#### PROVIDED ENTRIES:

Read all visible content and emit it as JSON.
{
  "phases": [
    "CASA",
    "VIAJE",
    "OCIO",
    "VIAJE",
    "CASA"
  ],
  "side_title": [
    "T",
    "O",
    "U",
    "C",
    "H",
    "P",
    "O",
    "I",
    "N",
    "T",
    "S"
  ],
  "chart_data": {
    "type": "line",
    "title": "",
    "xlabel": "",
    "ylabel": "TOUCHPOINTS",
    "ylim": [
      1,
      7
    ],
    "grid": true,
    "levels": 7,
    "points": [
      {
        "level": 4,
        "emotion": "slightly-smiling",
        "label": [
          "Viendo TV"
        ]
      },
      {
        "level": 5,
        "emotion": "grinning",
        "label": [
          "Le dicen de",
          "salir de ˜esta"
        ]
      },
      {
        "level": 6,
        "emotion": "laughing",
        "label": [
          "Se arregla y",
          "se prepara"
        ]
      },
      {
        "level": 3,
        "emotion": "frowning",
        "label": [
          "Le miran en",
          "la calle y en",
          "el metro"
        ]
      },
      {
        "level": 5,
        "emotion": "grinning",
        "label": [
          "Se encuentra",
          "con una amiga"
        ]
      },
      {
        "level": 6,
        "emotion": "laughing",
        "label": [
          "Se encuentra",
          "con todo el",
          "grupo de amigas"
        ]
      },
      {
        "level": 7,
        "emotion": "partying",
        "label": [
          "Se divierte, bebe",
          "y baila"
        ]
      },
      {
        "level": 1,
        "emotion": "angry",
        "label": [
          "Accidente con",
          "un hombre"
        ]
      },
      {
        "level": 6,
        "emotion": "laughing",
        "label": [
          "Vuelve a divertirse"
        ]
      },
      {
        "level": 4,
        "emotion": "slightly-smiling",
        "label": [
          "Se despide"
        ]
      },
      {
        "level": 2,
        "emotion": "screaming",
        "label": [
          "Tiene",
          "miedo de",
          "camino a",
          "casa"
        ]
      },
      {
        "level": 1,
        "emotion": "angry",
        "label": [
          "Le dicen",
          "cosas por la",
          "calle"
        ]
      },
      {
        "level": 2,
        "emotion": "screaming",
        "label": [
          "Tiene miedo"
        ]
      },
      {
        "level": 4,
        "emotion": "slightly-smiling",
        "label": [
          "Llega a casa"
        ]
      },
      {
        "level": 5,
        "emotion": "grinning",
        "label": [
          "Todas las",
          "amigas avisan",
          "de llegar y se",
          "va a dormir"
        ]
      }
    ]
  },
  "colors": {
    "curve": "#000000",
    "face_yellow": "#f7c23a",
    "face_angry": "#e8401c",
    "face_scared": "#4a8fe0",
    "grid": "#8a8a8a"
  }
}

#### TASK REQUIREMENTS:
Above are the records; copy all of them exactly.

#### WRITTEN ANSWER:
Read all visible content and emit it as JSON.
{
  "phases": [
    "CASA",
    "VIAJE",
    "OCIO",
    "VIAJE",
    "CASA"
  ],
  "side_title": [
    "T",
    "O",
    "U",
    "C",
    "H",
    "P",
    "O",
    "I",
    "N",
    "T",
    "S"
  ],
  "chart_data": {
    "type": "line",
    "title": "",
    "xlabel": "",
    "ylabel": "TOUCHPOINTS",
    "ylim": [
      1,
      7
    ],
    "grid": true,
    "levels": 7,
    "points": [
      {
        "level": 4,
        "emotion": "slightly-smiling",
        "label": [
          "Viendo TV"
        ]
      },
      {
        "level": 5,
        "emotion": "grinning",
        "label": [
          "Le dicen de",
          "salir de ˜esta"
        ]
      },
      {
        "level": 6,
        "emotion": "laughing",
        "label": [
          "Se arregla y",
          "se prepara"
        ]
      },
      {
        "level": 3,
        "emotion": "frowning",
        "label": [
          "Le miran en",
          "la calle y en",
          "el metro"
        ]
      },
      {
        "level": 5,
        "emotion": "grinning",
        "label": [
          "Se encuentra",
          "con una amiga"
        ]
      },
      {
        "level": 6,
        "emotion": "laughing",
        "label": [
          "Se encuentra",
          "con todo el",
          "grupo de amigas"
        ]
      },
      {
        "level": 7,
        "emotion": "partying",
        "label": [
          "Se divierte, bebe",
          "y baila"
        ]
      },
      {
        "level": 1,
        "emotion": "angry",
        "label": [
          "Accidente con",
          "un hombre"
        ]
      },
      {
        "level": 6,
        "emotion": "laughing",
        "label": [
          "Vuelve a divertirse"
        ]
      },
      {
        "level": 4,
        "emotion": "slightly-smiling",
        "label": [
          "Se despide"
        ]
      },
      {
        "level": 2,
        "emotion": "screaming",
        "label": [
          "Tiene",
          "miedo de",
          "camino a",
          "casa"
        ]
      },
      {
        "level": 1,
        "emotion": "angry",
        "label": [
          "Le dicen",
          "cosas por la",
          "calle"
        ]
      },
      {
        "level": 2,
        "emotion": "screaming",
        "label": [
          "Tiene miedo"
        ]
      },
      {
        "level": 4,
        "emotion": "slightly-smiling",
        "label": [
          "Llega a casa"
        ]
      },
      {
        "level": 5,
        "emotion": "grinning",
        "label": [
          "Todas las",
          "amigas avisan",
          "de llegar y se",
          "va a dormir"
        ]
      }
    ]
  },
  "colors": {
    "curve": "#000000",
    "face_yellow": "#f7c23a",
    "face_angry": "#e8401c",
    "face_scared": "#4a8fe0",
    "grid": "#8a8a8a"
  }
}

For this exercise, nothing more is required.